---- Records supplied

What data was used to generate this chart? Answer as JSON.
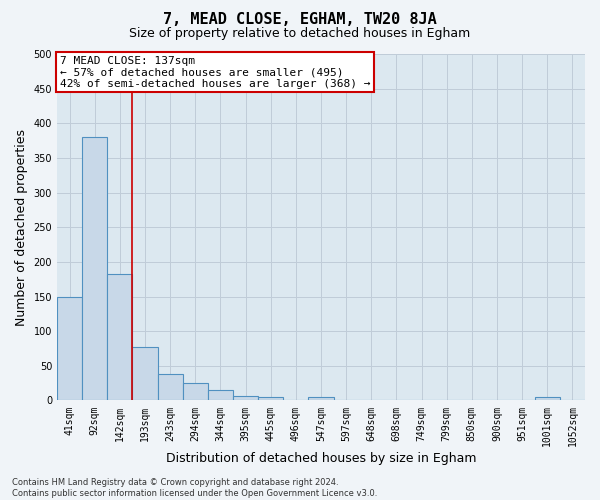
{
  "title1": "7, MEAD CLOSE, EGHAM, TW20 8JA",
  "title2": "Size of property relative to detached houses in Egham",
  "xlabel": "Distribution of detached houses by size in Egham",
  "ylabel": "Number of detached properties",
  "annotation_line1": "7 MEAD CLOSE: 137sqm",
  "annotation_line2": "← 57% of detached houses are smaller (495)",
  "annotation_line3": "42% of semi-detached houses are larger (368) →",
  "categories": [
    "41sqm",
    "92sqm",
    "142sqm",
    "193sqm",
    "243sqm",
    "294sqm",
    "344sqm",
    "395sqm",
    "445sqm",
    "496sqm",
    "547sqm",
    "597sqm",
    "648sqm",
    "698sqm",
    "749sqm",
    "799sqm",
    "850sqm",
    "900sqm",
    "951sqm",
    "1001sqm",
    "1052sqm"
  ],
  "values": [
    150,
    380,
    183,
    77,
    38,
    25,
    15,
    7,
    5,
    0,
    5,
    0,
    0,
    0,
    0,
    0,
    0,
    0,
    0,
    5,
    0
  ],
  "bar_color": "#c8d8e8",
  "bar_edge_color": "#5090c0",
  "bar_edge_width": 0.8,
  "red_line_x": 2,
  "red_line_color": "#cc0000",
  "background_color": "#dce8f0",
  "fig_background_color": "#f0f4f8",
  "ylim": [
    0,
    500
  ],
  "yticks": [
    0,
    50,
    100,
    150,
    200,
    250,
    300,
    350,
    400,
    450,
    500
  ],
  "annotation_box_color": "white",
  "annotation_box_edge": "#cc0000",
  "footer": "Contains HM Land Registry data © Crown copyright and database right 2024.\nContains public sector information licensed under the Open Government Licence v3.0.",
  "grid_color": "#c0ccd8",
  "title1_fontsize": 11,
  "title2_fontsize": 9,
  "tick_fontsize": 7,
  "ylabel_fontsize": 9,
  "xlabel_fontsize": 9,
  "footer_fontsize": 6
}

--------

### Prompt
Using the material above, return every line exactly as it appears, minus the pictures.

### Output for this exercise
What data was used to generate this chart? Answer as JSON.
{
  "title1": "7, MEAD CLOSE, EGHAM, TW20 8JA",
  "title2": "Size of property relative to detached houses in Egham",
  "xlabel": "Distribution of detached houses by size in Egham",
  "ylabel": "Number of detached properties",
  "annotation_line1": "7 MEAD CLOSE: 137sqm",
  "annotation_line2": "← 57% of detached houses are smaller (495)",
  "annotation_line3": "42% of semi-detached houses are larger (368) →",
  "categories": [
    "41sqm",
    "92sqm",
    "142sqm",
    "193sqm",
    "243sqm",
    "294sqm",
    "344sqm",
    "395sqm",
    "445sqm",
    "496sqm",
    "547sqm",
    "597sqm",
    "648sqm",
    "698sqm",
    "749sqm",
    "799sqm",
    "850sqm",
    "900sqm",
    "951sqm",
    "1001sqm",
    "1052sqm"
  ],
  "values": [
    150,
    380,
    183,
    77,
    38,
    25,
    15,
    7,
    5,
    0,
    5,
    0,
    0,
    0,
    0,
    0,
    0,
    0,
    0,
    5,
    0
  ],
  "bar_color": "#c8d8e8",
  "bar_edge_color": "#5090c0",
  "bar_edge_width": 0.8,
  "red_line_x": 2,
  "red_line_color": "#cc0000",
  "background_color": "#dce8f0",
  "fig_background_color": "#f0f4f8",
  "ylim": [
    0,
    500
  ],
  "yticks": [
    0,
    50,
    100,
    150,
    200,
    250,
    300,
    350,
    400,
    450,
    500
  ],
  "annotation_box_color": "white",
  "annotation_box_edge": "#cc0000",
  "footer": "Contains HM Land Registry data © Crown copyright and database right 2024.\nContains public sector information licensed under the Open Government Licence v3.0.",
  "grid_color": "#c0ccd8",
  "title1_fontsize": 11,
  "title2_fontsize": 9,
  "tick_fontsize": 7,
  "ylabel_fontsize": 9,
  "xlabel_fontsize": 9,
  "footer_fontsize": 6
}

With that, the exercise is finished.